▶ [Given exercise] Examine each line of the data. Copy those that contain the string "type".

=======

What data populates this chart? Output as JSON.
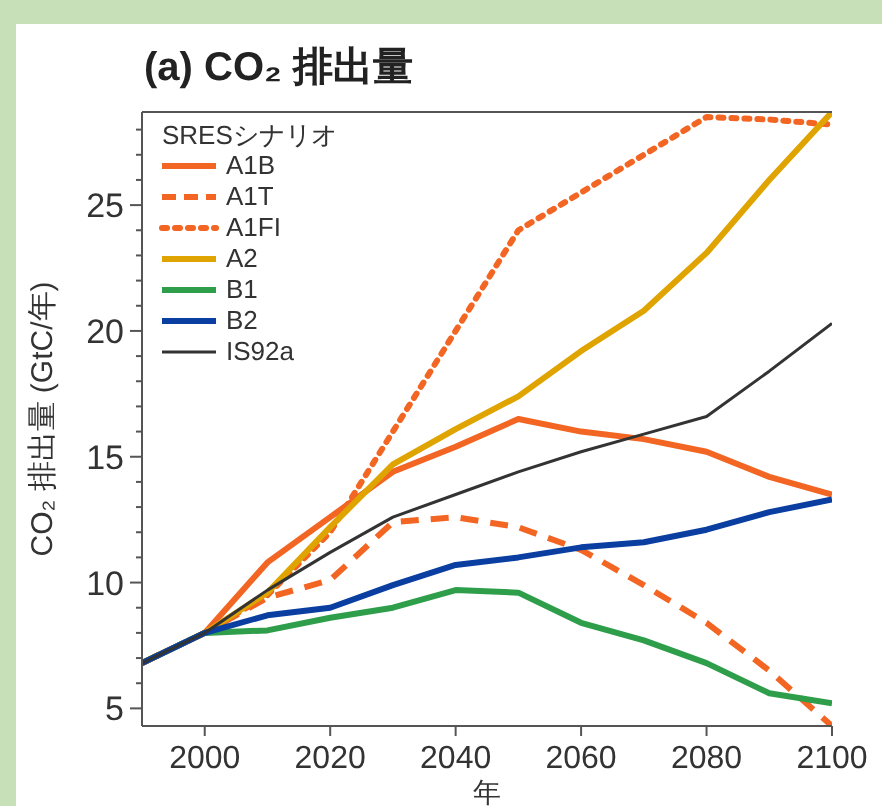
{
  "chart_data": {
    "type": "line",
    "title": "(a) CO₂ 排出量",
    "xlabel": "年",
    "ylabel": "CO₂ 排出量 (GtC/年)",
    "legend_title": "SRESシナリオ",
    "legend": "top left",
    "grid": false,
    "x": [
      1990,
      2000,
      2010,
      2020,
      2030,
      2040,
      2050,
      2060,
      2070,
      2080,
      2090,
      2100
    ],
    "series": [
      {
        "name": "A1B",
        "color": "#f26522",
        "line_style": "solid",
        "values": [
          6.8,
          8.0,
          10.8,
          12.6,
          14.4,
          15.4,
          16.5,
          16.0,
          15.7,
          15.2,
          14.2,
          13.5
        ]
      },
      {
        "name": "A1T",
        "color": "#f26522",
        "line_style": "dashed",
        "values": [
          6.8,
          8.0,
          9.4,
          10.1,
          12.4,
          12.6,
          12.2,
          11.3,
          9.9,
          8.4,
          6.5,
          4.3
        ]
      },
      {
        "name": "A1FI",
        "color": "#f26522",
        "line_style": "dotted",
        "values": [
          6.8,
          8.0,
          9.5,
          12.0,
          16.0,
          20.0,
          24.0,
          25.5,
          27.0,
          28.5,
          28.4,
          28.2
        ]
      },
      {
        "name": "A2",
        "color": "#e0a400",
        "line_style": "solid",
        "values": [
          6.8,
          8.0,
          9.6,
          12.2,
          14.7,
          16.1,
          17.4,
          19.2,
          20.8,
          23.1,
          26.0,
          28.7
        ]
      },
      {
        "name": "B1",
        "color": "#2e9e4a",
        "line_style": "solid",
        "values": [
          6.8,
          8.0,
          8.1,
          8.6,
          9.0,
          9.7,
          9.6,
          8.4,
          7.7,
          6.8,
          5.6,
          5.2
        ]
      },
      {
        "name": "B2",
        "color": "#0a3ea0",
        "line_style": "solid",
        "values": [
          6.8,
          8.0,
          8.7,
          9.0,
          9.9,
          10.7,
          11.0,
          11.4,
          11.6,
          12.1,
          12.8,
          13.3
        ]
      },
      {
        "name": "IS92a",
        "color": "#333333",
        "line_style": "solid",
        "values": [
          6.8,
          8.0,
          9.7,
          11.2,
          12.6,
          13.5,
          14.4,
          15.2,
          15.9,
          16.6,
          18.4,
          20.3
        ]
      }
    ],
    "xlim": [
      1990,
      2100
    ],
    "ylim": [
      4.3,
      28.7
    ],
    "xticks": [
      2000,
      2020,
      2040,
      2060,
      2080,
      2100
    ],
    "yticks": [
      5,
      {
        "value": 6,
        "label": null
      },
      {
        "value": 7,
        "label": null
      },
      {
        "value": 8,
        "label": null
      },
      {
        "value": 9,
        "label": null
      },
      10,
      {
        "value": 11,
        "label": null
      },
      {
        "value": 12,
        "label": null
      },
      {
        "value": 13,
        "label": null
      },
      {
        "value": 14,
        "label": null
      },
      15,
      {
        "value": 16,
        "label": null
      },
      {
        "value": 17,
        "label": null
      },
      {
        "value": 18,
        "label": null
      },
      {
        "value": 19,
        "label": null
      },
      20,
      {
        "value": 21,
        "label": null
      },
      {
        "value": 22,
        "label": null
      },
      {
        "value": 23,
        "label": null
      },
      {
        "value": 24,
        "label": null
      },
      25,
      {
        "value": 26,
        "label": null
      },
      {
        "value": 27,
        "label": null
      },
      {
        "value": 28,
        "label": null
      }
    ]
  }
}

=======

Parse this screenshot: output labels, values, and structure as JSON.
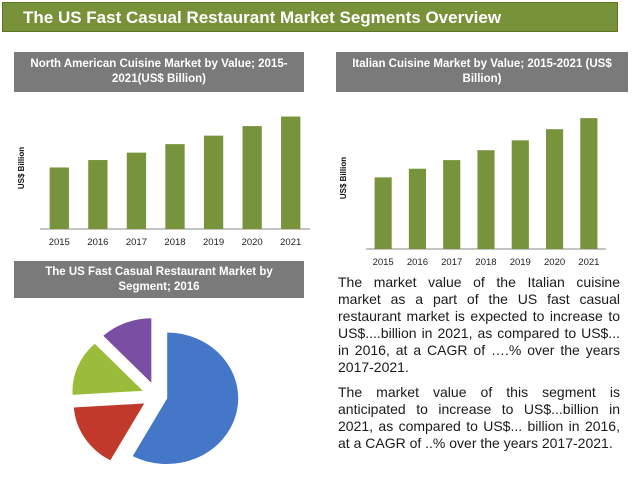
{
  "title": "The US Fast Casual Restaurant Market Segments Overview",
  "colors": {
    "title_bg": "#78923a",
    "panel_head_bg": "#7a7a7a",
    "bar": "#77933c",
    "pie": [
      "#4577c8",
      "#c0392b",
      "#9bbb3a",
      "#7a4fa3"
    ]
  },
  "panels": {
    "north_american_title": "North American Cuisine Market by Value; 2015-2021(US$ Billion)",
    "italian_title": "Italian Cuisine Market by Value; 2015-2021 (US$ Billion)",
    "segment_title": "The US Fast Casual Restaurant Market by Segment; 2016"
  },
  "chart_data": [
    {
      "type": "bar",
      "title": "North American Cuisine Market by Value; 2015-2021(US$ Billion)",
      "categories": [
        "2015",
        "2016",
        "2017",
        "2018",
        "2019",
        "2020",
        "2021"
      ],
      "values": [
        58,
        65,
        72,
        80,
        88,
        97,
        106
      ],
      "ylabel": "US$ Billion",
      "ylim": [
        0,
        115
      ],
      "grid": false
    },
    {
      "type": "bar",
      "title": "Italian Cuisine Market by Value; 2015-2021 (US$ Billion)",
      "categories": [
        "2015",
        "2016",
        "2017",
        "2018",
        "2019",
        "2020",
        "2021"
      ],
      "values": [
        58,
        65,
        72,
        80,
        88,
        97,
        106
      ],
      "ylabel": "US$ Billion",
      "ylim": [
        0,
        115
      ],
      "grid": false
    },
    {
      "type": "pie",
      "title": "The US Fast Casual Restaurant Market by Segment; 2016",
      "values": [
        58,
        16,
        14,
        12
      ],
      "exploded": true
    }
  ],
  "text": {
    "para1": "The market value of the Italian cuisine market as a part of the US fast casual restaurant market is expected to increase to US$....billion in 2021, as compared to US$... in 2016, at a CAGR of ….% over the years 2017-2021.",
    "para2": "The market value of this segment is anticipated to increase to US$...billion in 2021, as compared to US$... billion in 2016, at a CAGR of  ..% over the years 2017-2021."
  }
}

=======

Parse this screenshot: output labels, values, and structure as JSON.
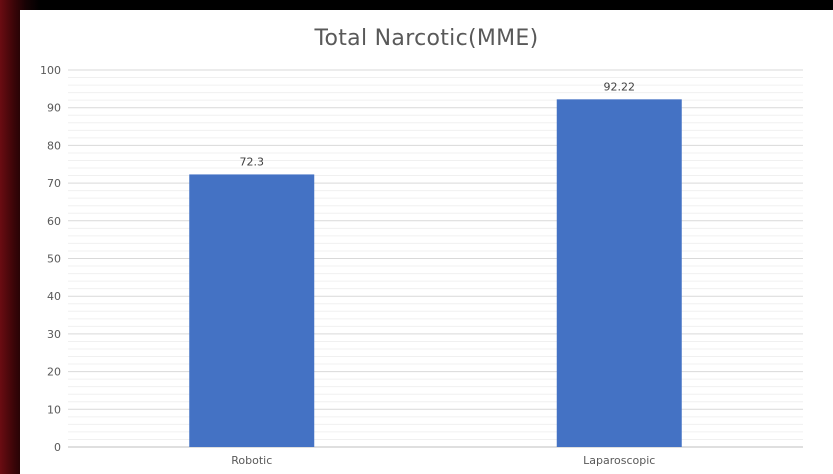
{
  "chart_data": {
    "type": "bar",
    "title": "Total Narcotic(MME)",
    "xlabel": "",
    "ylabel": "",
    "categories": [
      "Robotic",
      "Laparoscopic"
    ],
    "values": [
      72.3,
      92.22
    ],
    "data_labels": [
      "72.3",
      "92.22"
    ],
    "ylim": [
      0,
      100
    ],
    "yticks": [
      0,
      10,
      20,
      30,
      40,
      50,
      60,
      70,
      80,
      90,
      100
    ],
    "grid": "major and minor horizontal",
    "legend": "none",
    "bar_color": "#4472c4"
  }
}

=======

▶ [Exercise response]
    "type": "line",
      "type": "bar",
      "type": "bar",
      "type": "pie",
    "type": "bar",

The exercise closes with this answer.